## Aim of the exercise
Set the listing down again exactly, please, apart from its pictures.

--- Begin Data records ---

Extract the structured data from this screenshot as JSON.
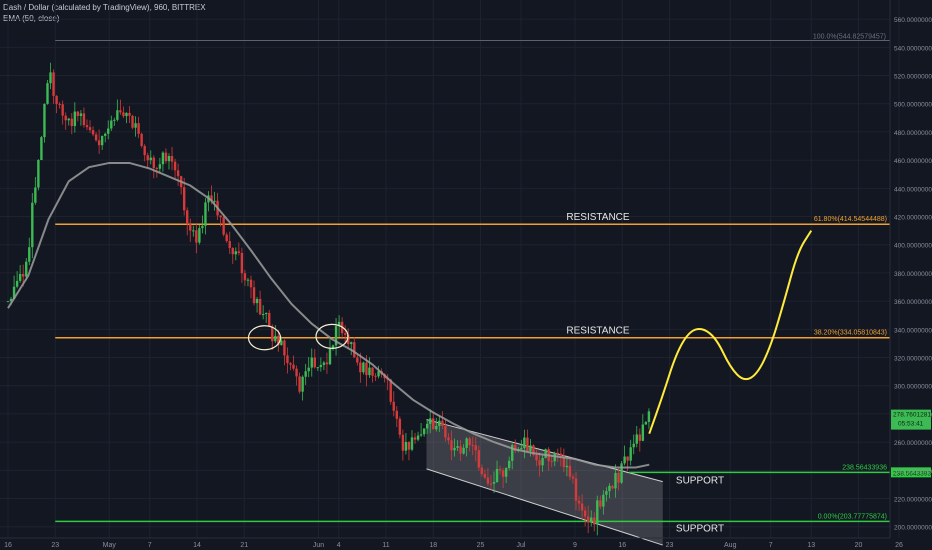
{
  "header": {
    "title": "Dash / Dollar (calculated by TradingView), 960, BITTREX",
    "indicator": "EMA (50, close)"
  },
  "colors": {
    "background": "#131722",
    "grid": "#1e2230",
    "up": "#26a69a",
    "down": "#ef5350",
    "candle_up": "#3cba54",
    "candle_down": "#d63a3a",
    "ema": "#9e9e9e",
    "fib": "#f2a12e",
    "support": "#2ecc40",
    "projection": "#ffeb3b",
    "channel": "#cfcfcf",
    "axis_text": "#8a8f9c",
    "label_text": "#e6e6e6"
  },
  "chart_data": {
    "type": "candlestick",
    "y_axis": {
      "range": [
        192,
        560
      ],
      "ticks": [
        200,
        220,
        240,
        260,
        280,
        300,
        320,
        340,
        360,
        380,
        400,
        420,
        440,
        460,
        480,
        500,
        520,
        540,
        560
      ],
      "tick_labels": [
        "200.0000000",
        "220.0000000",
        "240.0000000",
        "260.0000000",
        "280.0000000",
        "300.0000000",
        "320.0000000",
        "340.0000000",
        "360.0000000",
        "380.0000000",
        "400.0000000",
        "420.0000000",
        "440.0000000",
        "460.0000000",
        "480.0000000",
        "500.0000000",
        "520.0000000",
        "540.0000000",
        "560.0000000"
      ]
    },
    "x_axis": {
      "ticks": [
        {
          "label": "16",
          "day": 0
        },
        {
          "label": "23",
          "day": 7
        },
        {
          "label": "May",
          "day": 15
        },
        {
          "label": "7",
          "day": 21
        },
        {
          "label": "14",
          "day": 28
        },
        {
          "label": "21",
          "day": 35
        },
        {
          "label": "Jun",
          "day": 46
        },
        {
          "label": "4",
          "day": 49
        },
        {
          "label": "11",
          "day": 56
        },
        {
          "label": "18",
          "day": 63
        },
        {
          "label": "25",
          "day": 70
        },
        {
          "label": "Jul",
          "day": 76
        },
        {
          "label": "9",
          "day": 84
        },
        {
          "label": "16",
          "day": 91
        },
        {
          "label": "23",
          "day": 98
        },
        {
          "label": "Aug",
          "day": 107
        },
        {
          "label": "7",
          "day": 113
        },
        {
          "label": "13",
          "day": 119
        },
        {
          "label": "20",
          "day": 126
        },
        {
          "label": "26",
          "day": 132
        }
      ]
    },
    "price_path": [
      [
        0,
        360
      ],
      [
        3,
        395
      ],
      [
        6,
        520
      ],
      [
        8,
        500
      ],
      [
        10,
        488
      ],
      [
        13,
        475
      ],
      [
        16,
        495
      ],
      [
        18,
        485
      ],
      [
        20,
        470
      ],
      [
        22,
        462
      ],
      [
        24,
        455
      ],
      [
        26,
        430
      ],
      [
        28,
        410
      ],
      [
        30,
        430
      ],
      [
        32,
        405
      ],
      [
        34,
        400
      ],
      [
        35,
        382
      ],
      [
        36,
        360
      ],
      [
        38,
        345
      ],
      [
        41,
        330
      ],
      [
        42,
        318
      ],
      [
        43,
        292
      ],
      [
        45,
        312
      ],
      [
        47,
        322
      ],
      [
        49,
        336
      ],
      [
        51,
        320
      ],
      [
        53,
        318
      ],
      [
        55,
        308
      ],
      [
        56,
        300
      ],
      [
        57,
        280
      ],
      [
        58,
        262
      ],
      [
        60,
        265
      ],
      [
        62,
        268
      ],
      [
        64,
        270
      ],
      [
        66,
        262
      ],
      [
        68,
        255
      ],
      [
        69,
        248
      ],
      [
        70,
        236
      ],
      [
        71,
        232
      ],
      [
        72,
        240
      ],
      [
        74,
        248
      ],
      [
        76,
        255
      ],
      [
        78,
        252
      ],
      [
        80,
        256
      ],
      [
        82,
        240
      ],
      [
        84,
        228
      ],
      [
        86,
        212
      ],
      [
        87,
        207
      ],
      [
        88,
        214
      ],
      [
        90,
        230
      ],
      [
        91,
        248
      ],
      [
        93,
        268
      ],
      [
        95,
        276
      ]
    ],
    "ema_50": [
      [
        0,
        355
      ],
      [
        3,
        378
      ],
      [
        6,
        418
      ],
      [
        9,
        445
      ],
      [
        12,
        455
      ],
      [
        15,
        458
      ],
      [
        18,
        458
      ],
      [
        21,
        454
      ],
      [
        24,
        448
      ],
      [
        27,
        442
      ],
      [
        30,
        432
      ],
      [
        33,
        415
      ],
      [
        36,
        396
      ],
      [
        39,
        376
      ],
      [
        42,
        358
      ],
      [
        45,
        344
      ],
      [
        48,
        333
      ],
      [
        51,
        325
      ],
      [
        54,
        315
      ],
      [
        57,
        302
      ],
      [
        60,
        290
      ],
      [
        63,
        281
      ],
      [
        66,
        273
      ],
      [
        69,
        266
      ],
      [
        72,
        260
      ],
      [
        75,
        255
      ],
      [
        78,
        252
      ],
      [
        81,
        250
      ],
      [
        84,
        248
      ],
      [
        87,
        244
      ],
      [
        90,
        242
      ],
      [
        93,
        242
      ],
      [
        95,
        244
      ]
    ],
    "current_price": {
      "price": 278.8,
      "label": "278.76012813",
      "countdown": "05:53:41"
    },
    "lines": [
      {
        "type": "fib",
        "label": "100.0%(544.82579457)",
        "price": 544.83,
        "visible": true
      },
      {
        "type": "fib",
        "label": "61.80%(414.54544488)",
        "price": 414.55,
        "text": "RESISTANCE"
      },
      {
        "type": "fib",
        "label": "38.20%(334.05810843)",
        "price": 334.06,
        "text": "RESISTANCE"
      },
      {
        "type": "fib",
        "label": "0.00%(203.77775874)",
        "price": 203.78,
        "text": "SUPPORT"
      },
      {
        "type": "level",
        "label": "238.56433936",
        "price": 238.56,
        "text": "SUPPORT"
      }
    ],
    "channel": {
      "upper": [
        [
          62,
          276
        ],
        [
          97,
          232
        ]
      ],
      "lower": [
        [
          62,
          241
        ],
        [
          97,
          187
        ]
      ]
    },
    "circles": [
      {
        "day": 38,
        "price": 334
      },
      {
        "day": 48,
        "price": 335
      }
    ],
    "projection": [
      [
        95,
        266
      ],
      [
        97,
        293
      ],
      [
        99,
        323
      ],
      [
        101,
        339
      ],
      [
        103,
        341
      ],
      [
        105,
        333
      ],
      [
        107,
        313
      ],
      [
        109,
        303
      ],
      [
        111,
        308
      ],
      [
        113,
        328
      ],
      [
        115,
        360
      ],
      [
        117,
        395
      ],
      [
        119,
        410
      ]
    ]
  }
}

--- End Data records ---

## Written answer
Extract the structured data from this screenshot as JSON.
{
  "header": {
    "title": "Dash / Dollar (calculated by TradingView), 960, BITTREX",
    "indicator": "EMA (50, close)"
  },
  "colors": {
    "background": "#131722",
    "grid": "#1e2230",
    "up": "#26a69a",
    "down": "#ef5350",
    "candle_up": "#3cba54",
    "candle_down": "#d63a3a",
    "ema": "#9e9e9e",
    "fib": "#f2a12e",
    "support": "#2ecc40",
    "projection": "#ffeb3b",
    "channel": "#cfcfcf",
    "axis_text": "#8a8f9c",
    "label_text": "#e6e6e6"
  },
  "chart_data": {
    "type": "candlestick",
    "y_axis": {
      "range": [
        192,
        560
      ],
      "ticks": [
        200,
        220,
        240,
        260,
        280,
        300,
        320,
        340,
        360,
        380,
        400,
        420,
        440,
        460,
        480,
        500,
        520,
        540,
        560
      ],
      "tick_labels": [
        "200.0000000",
        "220.0000000",
        "240.0000000",
        "260.0000000",
        "280.0000000",
        "300.0000000",
        "320.0000000",
        "340.0000000",
        "360.0000000",
        "380.0000000",
        "400.0000000",
        "420.0000000",
        "440.0000000",
        "460.0000000",
        "480.0000000",
        "500.0000000",
        "520.0000000",
        "540.0000000",
        "560.0000000"
      ]
    },
    "x_axis": {
      "ticks": [
        {
          "label": "16",
          "day": 0
        },
        {
          "label": "23",
          "day": 7
        },
        {
          "label": "May",
          "day": 15
        },
        {
          "label": "7",
          "day": 21
        },
        {
          "label": "14",
          "day": 28
        },
        {
          "label": "21",
          "day": 35
        },
        {
          "label": "Jun",
          "day": 46
        },
        {
          "label": "4",
          "day": 49
        },
        {
          "label": "11",
          "day": 56
        },
        {
          "label": "18",
          "day": 63
        },
        {
          "label": "25",
          "day": 70
        },
        {
          "label": "Jul",
          "day": 76
        },
        {
          "label": "9",
          "day": 84
        },
        {
          "label": "16",
          "day": 91
        },
        {
          "label": "23",
          "day": 98
        },
        {
          "label": "Aug",
          "day": 107
        },
        {
          "label": "7",
          "day": 113
        },
        {
          "label": "13",
          "day": 119
        },
        {
          "label": "20",
          "day": 126
        },
        {
          "label": "26",
          "day": 132
        }
      ]
    },
    "price_path": [
      [
        0,
        360
      ],
      [
        3,
        395
      ],
      [
        6,
        520
      ],
      [
        8,
        500
      ],
      [
        10,
        488
      ],
      [
        13,
        475
      ],
      [
        16,
        495
      ],
      [
        18,
        485
      ],
      [
        20,
        470
      ],
      [
        22,
        462
      ],
      [
        24,
        455
      ],
      [
        26,
        430
      ],
      [
        28,
        410
      ],
      [
        30,
        430
      ],
      [
        32,
        405
      ],
      [
        34,
        400
      ],
      [
        35,
        382
      ],
      [
        36,
        360
      ],
      [
        38,
        345
      ],
      [
        41,
        330
      ],
      [
        42,
        318
      ],
      [
        43,
        292
      ],
      [
        45,
        312
      ],
      [
        47,
        322
      ],
      [
        49,
        336
      ],
      [
        51,
        320
      ],
      [
        53,
        318
      ],
      [
        55,
        308
      ],
      [
        56,
        300
      ],
      [
        57,
        280
      ],
      [
        58,
        262
      ],
      [
        60,
        265
      ],
      [
        62,
        268
      ],
      [
        64,
        270
      ],
      [
        66,
        262
      ],
      [
        68,
        255
      ],
      [
        69,
        248
      ],
      [
        70,
        236
      ],
      [
        71,
        232
      ],
      [
        72,
        240
      ],
      [
        74,
        248
      ],
      [
        76,
        255
      ],
      [
        78,
        252
      ],
      [
        80,
        256
      ],
      [
        82,
        240
      ],
      [
        84,
        228
      ],
      [
        86,
        212
      ],
      [
        87,
        207
      ],
      [
        88,
        214
      ],
      [
        90,
        230
      ],
      [
        91,
        248
      ],
      [
        93,
        268
      ],
      [
        95,
        276
      ]
    ],
    "ema_50": [
      [
        0,
        355
      ],
      [
        3,
        378
      ],
      [
        6,
        418
      ],
      [
        9,
        445
      ],
      [
        12,
        455
      ],
      [
        15,
        458
      ],
      [
        18,
        458
      ],
      [
        21,
        454
      ],
      [
        24,
        448
      ],
      [
        27,
        442
      ],
      [
        30,
        432
      ],
      [
        33,
        415
      ],
      [
        36,
        396
      ],
      [
        39,
        376
      ],
      [
        42,
        358
      ],
      [
        45,
        344
      ],
      [
        48,
        333
      ],
      [
        51,
        325
      ],
      [
        54,
        315
      ],
      [
        57,
        302
      ],
      [
        60,
        290
      ],
      [
        63,
        281
      ],
      [
        66,
        273
      ],
      [
        69,
        266
      ],
      [
        72,
        260
      ],
      [
        75,
        255
      ],
      [
        78,
        252
      ],
      [
        81,
        250
      ],
      [
        84,
        248
      ],
      [
        87,
        244
      ],
      [
        90,
        242
      ],
      [
        93,
        242
      ],
      [
        95,
        244
      ]
    ],
    "current_price": {
      "price": 278.8,
      "label": "278.76012813",
      "countdown": "05:53:41"
    },
    "lines": [
      {
        "type": "fib",
        "label": "100.0%(544.82579457)",
        "price": 544.83,
        "visible": true
      },
      {
        "type": "fib",
        "label": "61.80%(414.54544488)",
        "price": 414.55,
        "text": "RESISTANCE"
      },
      {
        "type": "fib",
        "label": "38.20%(334.05810843)",
        "price": 334.06,
        "text": "RESISTANCE"
      },
      {
        "type": "fib",
        "label": "0.00%(203.77775874)",
        "price": 203.78,
        "text": "SUPPORT"
      },
      {
        "type": "level",
        "label": "238.56433936",
        "price": 238.56,
        "text": "SUPPORT"
      }
    ],
    "channel": {
      "upper": [
        [
          62,
          276
        ],
        [
          97,
          232
        ]
      ],
      "lower": [
        [
          62,
          241
        ],
        [
          97,
          187
        ]
      ]
    },
    "circles": [
      {
        "day": 38,
        "price": 334
      },
      {
        "day": 48,
        "price": 335
      }
    ],
    "projection": [
      [
        95,
        266
      ],
      [
        97,
        293
      ],
      [
        99,
        323
      ],
      [
        101,
        339
      ],
      [
        103,
        341
      ],
      [
        105,
        333
      ],
      [
        107,
        313
      ],
      [
        109,
        303
      ],
      [
        111,
        308
      ],
      [
        113,
        328
      ],
      [
        115,
        360
      ],
      [
        117,
        395
      ],
      [
        119,
        410
      ]
    ]
  }
}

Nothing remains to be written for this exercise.